— Start Extracted information —

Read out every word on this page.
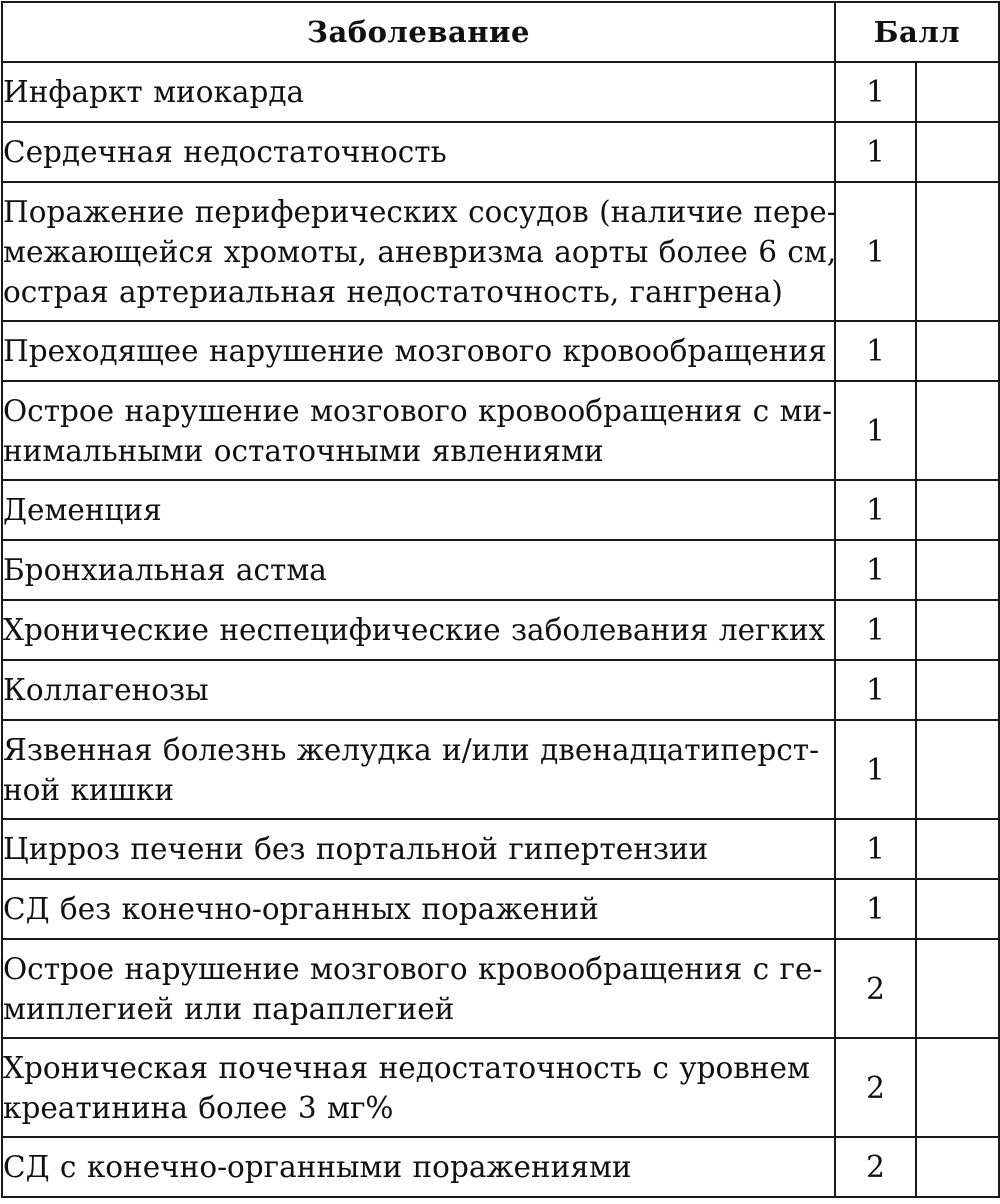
Заболевание	Балл	

Инфаркт миокарда	1	

Сердечная недостаточность	1	

Поражение периферических сосудов (наличие пере-
межающейся хромоты, аневризма аорты более 6 см,
острая артериальная недостаточность, гангрена)	1	

Преходящее нарушение мозгового кровообращения	1	

Острое нарушение мозгового кровообращения с ми-
нимальными остаточными явлениями	1	

Деменция	1	

Бронхиальная астма	1	

Хронические неспецифические заболевания легких	1	

Коллагенозы	1	

Язвенная болезнь желудка и/или двенадцатиперст-
ной кишки	1	

Цирроз печени без портальной гипертензии	1	

СД без конечно-органных поражений	1	

Острое нарушение мозгового кровообращения с ге-
миплегией или параплегией	2	

Хроническая почечная недостаточность с уровнем
креатинина более 3 мг%	2	

СД с конечно-органными поражениями	2	
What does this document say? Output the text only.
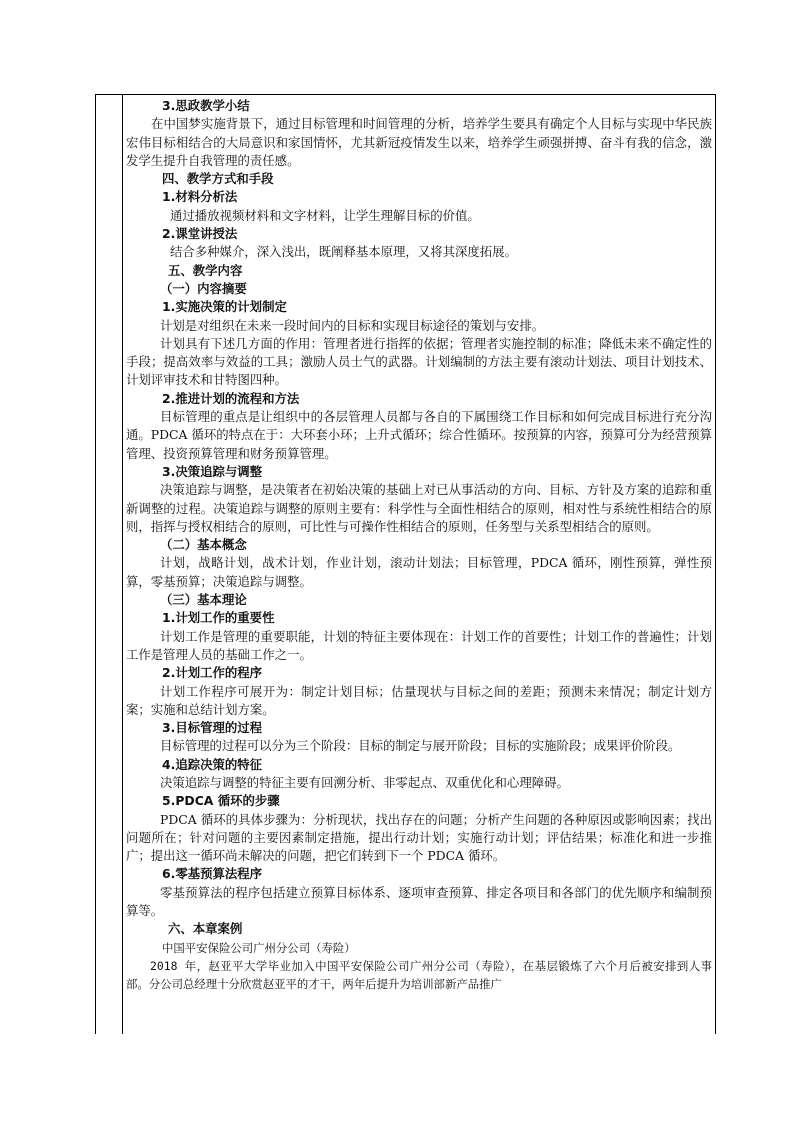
3.思政教学小结

在中国梦实施背景下，通过目标管理和时间管理的分析，培养学生要具有确定个人目标与实现中华民族宏伟目标相结合的大局意识和家国情怀，尤其新冠疫情发生以来，培养学生顽强拼搏、奋斗有我的信念，激发学生提升自我管理的责任感。

四、教学方式和手段

1.材料分析法

通过播放视频材料和文字材料，让学生理解目标的价值。

2.课堂讲授法

结合多种媒介，深入浅出，既阐释基本原理，又将其深度拓展。

五、教学内容

（一）内容摘要

1.实施决策的计划制定

计划是对组织在未来一段时间内的目标和实现目标途径的策划与安排。

计划具有下述几方面的作用：管理者进行指挥的依据；管理者实施控制的标准；降低未来不确定性的手段；提高效率与效益的工具；激励人员士气的武器。计划编制的方法主要有滚动计划法、项目计划技术、计划评审技术和甘特图四种。

2.推进计划的流程和方法

目标管理的重点是让组织中的各层管理人员都与各自的下属围绕工作目标和如何完成目标进行充分沟通。PDCA 循环的特点在于：大环套小环；上升式循环；综合性循环。按预算的内容，预算可分为经营预算管理、投资预算管理和财务预算管理。

3.决策追踪与调整

决策追踪与调整，是决策者在初始决策的基础上对已从事活动的方向、目标、方针及方案的追踪和重新调整的过程。决策追踪与调整的原则主要有：科学性与全面性相结合的原则，相对性与系统性相结合的原则，指挥与授权相结合的原则，可比性与可操作性相结合的原则，任务型与关系型相结合的原则。

（二）基本概念

计划，战略计划，战术计划，作业计划，滚动计划法；目标管理，PDCA 循环，刚性预算，弹性预算，零基预算；决策追踪与调整。

（三）基本理论

1.计划工作的重要性

计划工作是管理的重要职能，计划的特征主要体现在：计划工作的首要性；计划工作的普遍性；计划工作是管理人员的基础工作之一。

2.计划工作的程序

计划工作程序可展开为：制定计划目标；估量现状与目标之间的差距；预测未来情况；制定计划方案；实施和总结计划方案。

3.目标管理的过程

目标管理的过程可以分为三个阶段：目标的制定与展开阶段；目标的实施阶段；成果评价阶段。

4.追踪决策的特征

决策追踪与调整的特征主要有回溯分析、非零起点、双重优化和心理障碍。

5.PDCA 循环的步骤

PDCA 循环的具体步骤为：分析现状，找出存在的问题；分析产生问题的各种原因或影响因素；找出问题所在；针对问题的主要因素制定措施，提出行动计划；实施行动计划；评估结果；标准化和进一步推广；提出这一循环尚未解决的问题，把它们转到下一个 PDCA 循环。

6.零基预算法程序

零基预算法的程序包括建立预算目标体系、逐项审查预算、排定各项目和各部门的优先顺序和编制预算等。

六、本章案例

中国平安保险公司广州分公司（寿险）

2018 年，赵亚平大学毕业加入中国平安保险公司广州分公司（寿险），在基层锻炼了六个月后被安排到人事部。分公司总经理十分欣赏赵亚平的才干，两年后提升为培训部新产品推广
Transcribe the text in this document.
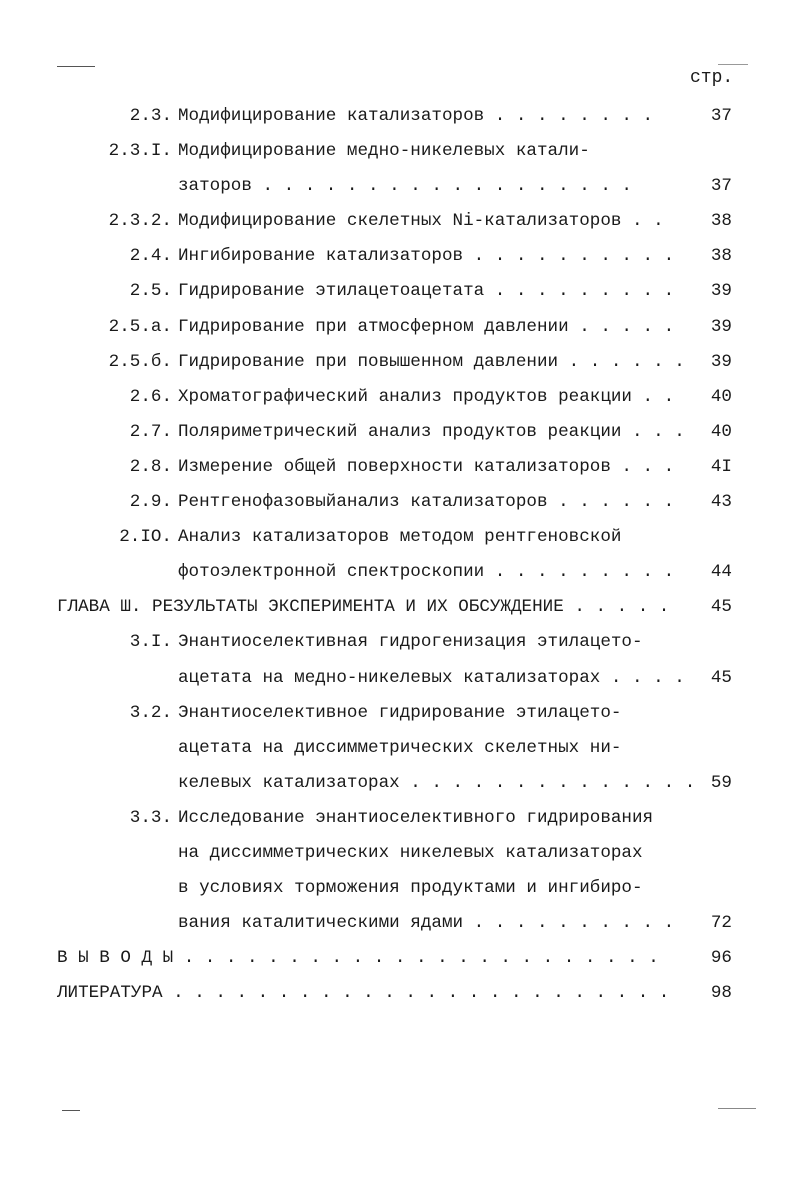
стр.
2.3. Модифицирование катализаторов . . . . . . . .	37
2.3.I. Модифицирование медно-никелевых катали-
заторов . . . . . . . . . . . . . . . . . .	37
2.3.2. Модифицирование скелетных Ni-катализаторов . .	38
2.4. Ингибирование катализаторов . . . . . . . . . . 38
2.5. Гидрирование этилацетоацетата . . . . . . . . . 39
2.5.а. Гидрирование при атмосферном давлении . . . . . 39
2.5.б. Гидрирование при повышенном давлении . . . . . . 39
2.6. Хроматографический анализ продуктов реакции . . 40
2.7. Поляриметрический анализ продуктов реакции . . . 40
2.8. Измерение общей поверхности катализаторов . . . 4I
2.9. Рентгенофазовыйанализ катализаторов . . . . . . 43
2.IO. Анализ катализаторов методом рентгеновской
фотоэлектронной спектроскопии . . . . . . . . . 44
ГЛАВА Ш. РЕЗУЛЬТАТЫ ЭКСПЕРИМЕНТА И ИХ ОБСУЖДЕНИЕ . . . . . 45
3.I. Энантиоселективная гидрогенизация этилацето-
ацетата на медно-никелевых катализаторах . . . . 45
3.2. Энантиоселективное гидрирование этилацето-
ацетата на диссимметрических скелетных ни-
келевых катализаторах . . . . . . . . . . . . . . 59
3.3. Исследование энантиоселективного гидрирования
на диссимметрических никелевых катализаторах
в условиях торможения продуктами и ингибиро-
вания каталитическими ядами . . . . . . . . . . 72
В Ы В О Д Ы . . . . . . . . . . . . . . . . . . . . . . .	96
ЛИТЕРАТУРА . . . . . . . . . . . . . . . . . . . . . . . . 98
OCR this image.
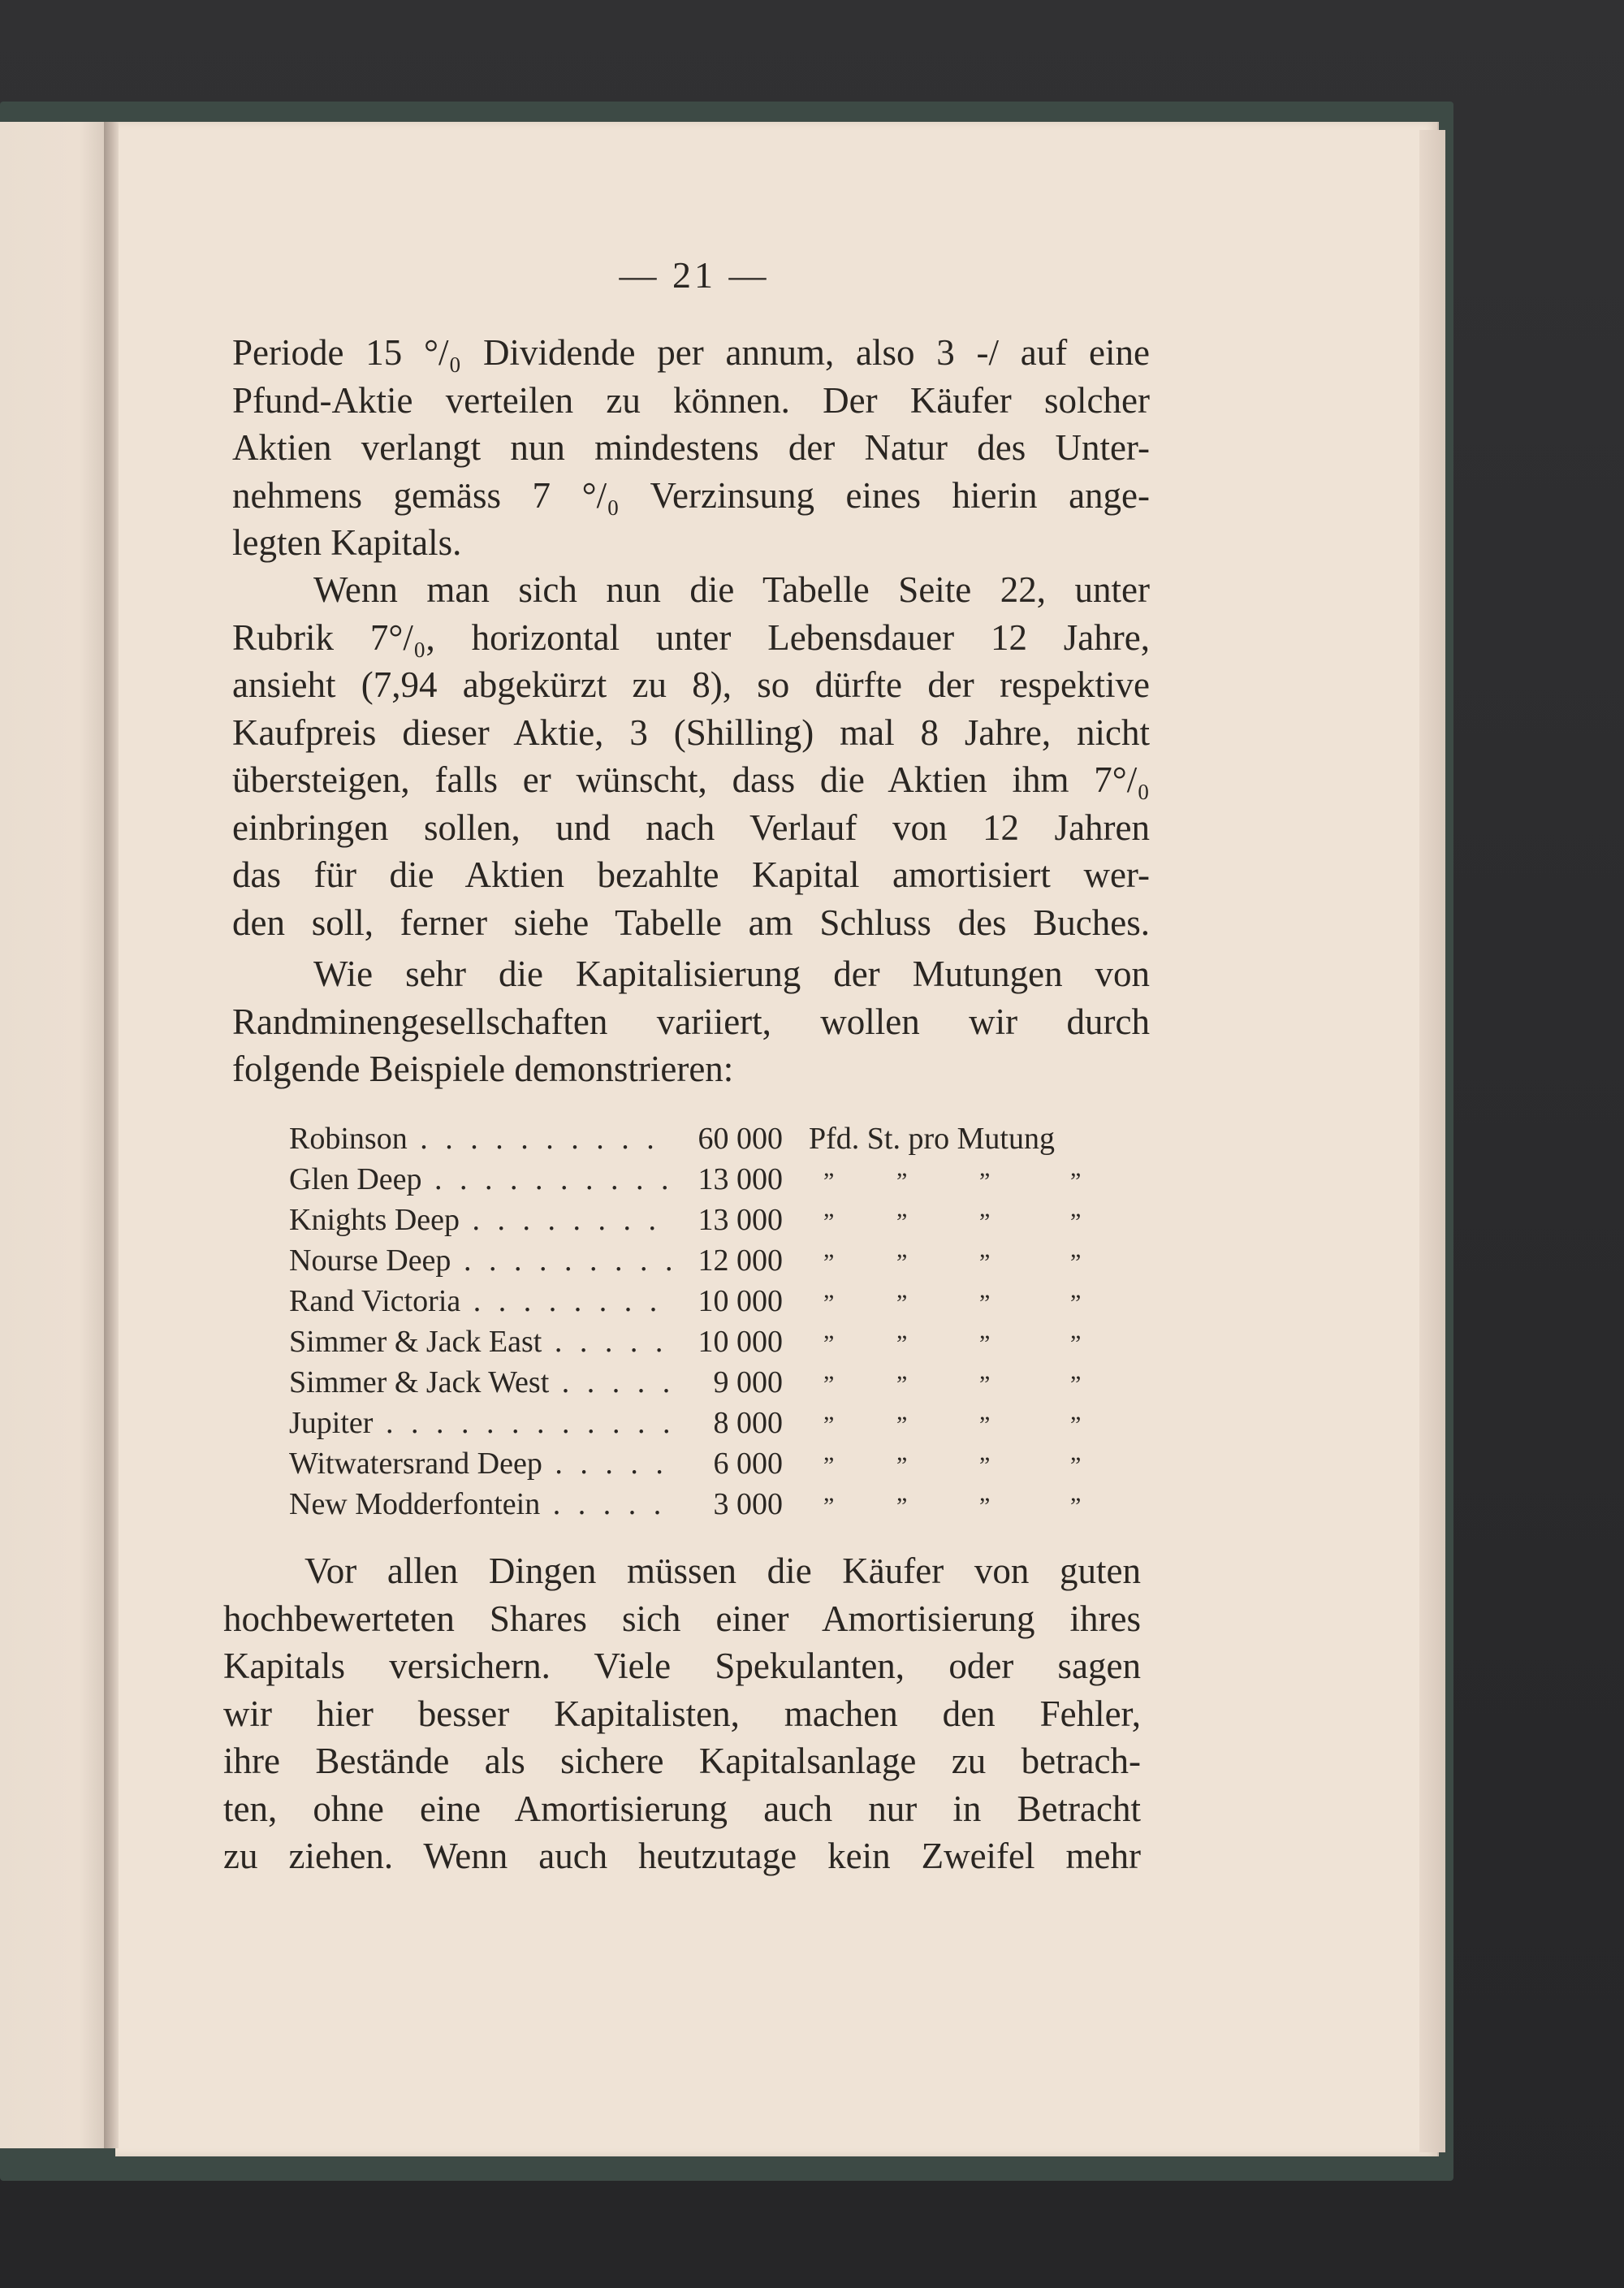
— 21 —
Periode 15 °/₀ Dividende per annum, also 3 -/ auf eine
Pfund-Aktie verteilen zu können. Der Käufer solcher
Aktien verlangt nun mindestens der Natur des Unter-
nehmens gemäss 7 °/₀ Verzinsung eines hierin ange-
legten Kapitals.
Wenn man sich nun die Tabelle Seite 22, unter
Rubrik 7°/₀, horizontal unter Lebensdauer 12 Jahre,
ansieht (7,94 abgekürzt zu 8), so dürfte der respektive
Kaufpreis dieser Aktie, 3 (Shilling) mal 8 Jahre, nicht
übersteigen, falls er wünscht, dass die Aktien ihm 7°/₀
einbringen sollen, und nach Verlauf von 12 Jahren
das für die Aktien bezahlte Kapital amortisiert wer-
den soll, ferner siehe Tabelle am Schluss des Buches.
Wie sehr die Kapitalisierung der Mutungen von
Randminengesellschaften variiert, wollen wir durch
folgende Beispiele demonstrieren:
Robinson . . .	60 000 Pfd. St. pro Mutung
Glen Deep . . .	13 000 ”	”	”	”
Knights Deep . . .	13 000 ”	”	”	”
Nourse Deep . . .	12 000 ”	”	”	”
Rand Victoria . . .	10 000 ”	”	”	”
Simmer & Jack East . . .	10 000 ”	”	”	”
Simmer & Jack West . . .	9 000 ”	”	”	”
Jupiter . . .	8 000 ”	”	”	”
Witwatersrand Deep . . .	6 000 ”	”	”	”
New Modderfontein . . .	3 000 ”	”	”	”
Vor allen Dingen müssen die Käufer von guten
hochbewerteten Shares sich einer Amortisierung ihres
Kapitals versichern. Viele Spekulanten, oder sagen
wir hier besser Kapitalisten, machen den Fehler,
ihre Bestände als sichere Kapitalsanlage zu betrach-
ten, ohne eine Amortisierung auch nur in Betracht
zu ziehen. Wenn auch heutzutage kein Zweifel mehr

— End Extracted information —

■ Stated task ■
Every line above that contains the word "скелетных" should be reported.

■ Expected output ■
2.3.2. Модифицирование скелетных Ni-катализаторов . .	38
ацетата на диссимметрических скелетных ни-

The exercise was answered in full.